- Directive: Go through the data below and gather each line containing "text".

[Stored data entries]
────────────────────

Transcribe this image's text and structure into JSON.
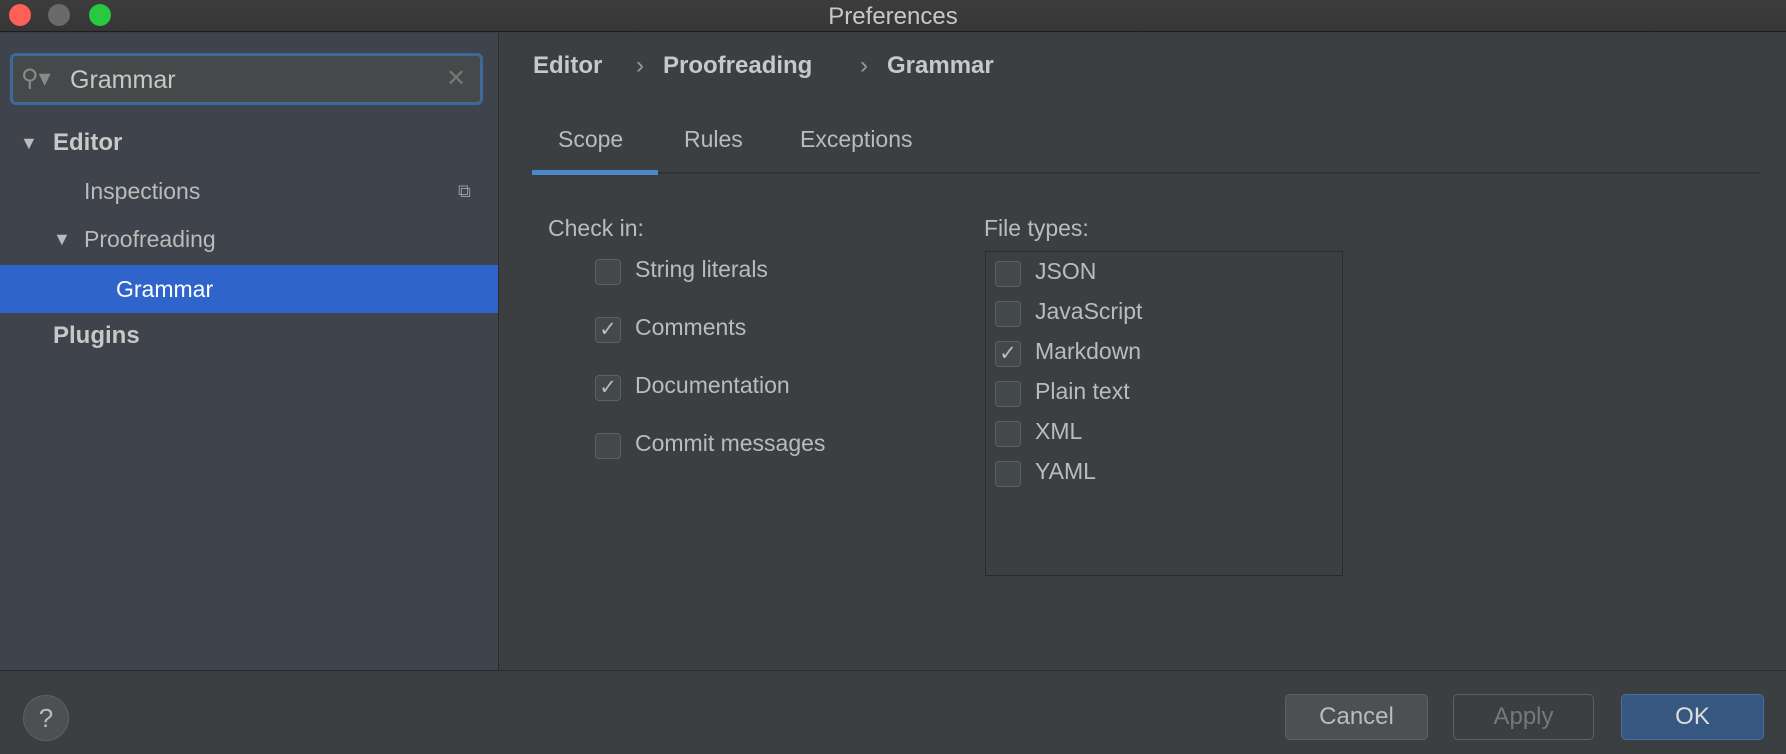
{
  "window": {
    "title": "Preferences"
  },
  "search": {
    "value": "Grammar"
  },
  "sidebar": {
    "items": [
      {
        "label": "Editor",
        "expanded": true
      },
      {
        "label": "Inspections"
      },
      {
        "label": "Proofreading",
        "expanded": true
      },
      {
        "label": "Grammar",
        "selected": true
      },
      {
        "label": "Plugins"
      }
    ]
  },
  "breadcrumb": [
    "Editor",
    "Proofreading",
    "Grammar"
  ],
  "tabs": [
    {
      "label": "Scope",
      "active": true
    },
    {
      "label": "Rules"
    },
    {
      "label": "Exceptions"
    }
  ],
  "check_in": {
    "label": "Check in:",
    "items": [
      {
        "label": "String literals",
        "checked": false
      },
      {
        "label": "Comments",
        "checked": true
      },
      {
        "label": "Documentation",
        "checked": true
      },
      {
        "label": "Commit messages",
        "checked": false
      }
    ]
  },
  "file_types": {
    "label": "File types:",
    "items": [
      {
        "label": "JSON",
        "checked": false
      },
      {
        "label": "JavaScript",
        "checked": false
      },
      {
        "label": "Markdown",
        "checked": true
      },
      {
        "label": "Plain text",
        "checked": false
      },
      {
        "label": "XML",
        "checked": false
      },
      {
        "label": "YAML",
        "checked": false
      }
    ]
  },
  "buttons": {
    "help": "?",
    "cancel": "Cancel",
    "apply": "Apply",
    "ok": "OK"
  },
  "colors": {
    "selection": "#2f65ca",
    "accent": "#4a88c7",
    "ok_button": "#365880"
  }
}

────────────────────

- Task result:
Transcribe this image's text and structure into JSON.
        "label": "Plain text",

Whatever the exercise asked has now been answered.